* Instructions to follow: Each entry that follows must be output without any deviation.

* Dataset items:
* * * * * * * * *
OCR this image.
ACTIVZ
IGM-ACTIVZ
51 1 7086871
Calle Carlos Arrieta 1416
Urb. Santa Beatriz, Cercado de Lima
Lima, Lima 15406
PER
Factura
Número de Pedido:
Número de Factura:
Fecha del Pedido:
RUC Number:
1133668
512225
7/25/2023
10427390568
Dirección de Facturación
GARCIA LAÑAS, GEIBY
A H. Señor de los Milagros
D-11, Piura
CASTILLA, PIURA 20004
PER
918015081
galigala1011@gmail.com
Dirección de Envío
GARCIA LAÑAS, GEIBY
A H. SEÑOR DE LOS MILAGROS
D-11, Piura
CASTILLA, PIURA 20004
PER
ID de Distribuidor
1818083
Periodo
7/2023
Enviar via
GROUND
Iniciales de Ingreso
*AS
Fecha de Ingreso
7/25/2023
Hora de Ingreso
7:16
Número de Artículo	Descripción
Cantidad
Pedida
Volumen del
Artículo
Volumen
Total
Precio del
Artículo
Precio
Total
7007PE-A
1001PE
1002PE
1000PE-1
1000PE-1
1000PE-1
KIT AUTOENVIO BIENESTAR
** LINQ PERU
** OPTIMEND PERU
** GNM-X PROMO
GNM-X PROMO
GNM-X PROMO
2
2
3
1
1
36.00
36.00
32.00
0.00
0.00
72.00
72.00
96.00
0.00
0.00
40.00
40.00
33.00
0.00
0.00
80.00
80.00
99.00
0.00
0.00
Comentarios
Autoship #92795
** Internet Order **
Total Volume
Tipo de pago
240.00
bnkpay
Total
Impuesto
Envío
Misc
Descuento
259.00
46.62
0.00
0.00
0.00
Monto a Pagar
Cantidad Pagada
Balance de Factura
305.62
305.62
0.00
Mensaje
* * * * * * * * *
* Response to this exercise:
OCR this image.
ACTIVZ
IGM-ACTIVZ
51 1 7086871
Calle Carlos Arrieta 1416
Urb. Santa Beatriz, Cercado de Lima
Lima, Lima 15406
PER
Factura
Número de Pedido:
Número de Factura:
Fecha del Pedido:
RUC Number:
1133668
512225
7/25/2023
10427390568
Dirección de Facturación
GARCIA LAÑAS, GEIBY
A H. Señor de los Milagros
D-11, Piura
CASTILLA, PIURA 20004
PER
918015081
galigala1011@gmail.com
Dirección de Envío
GARCIA LAÑAS, GEIBY
A H. SEÑOR DE LOS MILAGROS
D-11, Piura
CASTILLA, PIURA 20004
PER
ID de Distribuidor
1818083
Periodo
7/2023
Enviar via
GROUND
Iniciales de Ingreso
*AS
Fecha de Ingreso
7/25/2023
Hora de Ingreso
7:16
Número de Artículo	Descripción
Cantidad
Pedida
Volumen del
Artículo
Volumen
Total
Precio del
Artículo
Precio
Total
7007PE-A
1001PE
1002PE
1000PE-1
1000PE-1
1000PE-1
KIT AUTOENVIO BIENESTAR
** LINQ PERU
** OPTIMEND PERU
** GNM-X PROMO
GNM-X PROMO
GNM-X PROMO
2
2
3
1
1
36.00
36.00
32.00
0.00
0.00
72.00
72.00
96.00
0.00
0.00
40.00
40.00
33.00
0.00
0.00
80.00
80.00
99.00
0.00
0.00
Comentarios
Autoship #92795
** Internet Order **
Total Volume
Tipo de pago
240.00
bnkpay
Total
Impuesto
Envío
Misc
Descuento
259.00
46.62
0.00
0.00
0.00
Monto a Pagar
Cantidad Pagada
Balance de Factura
305.62
305.62
0.00
Mensaje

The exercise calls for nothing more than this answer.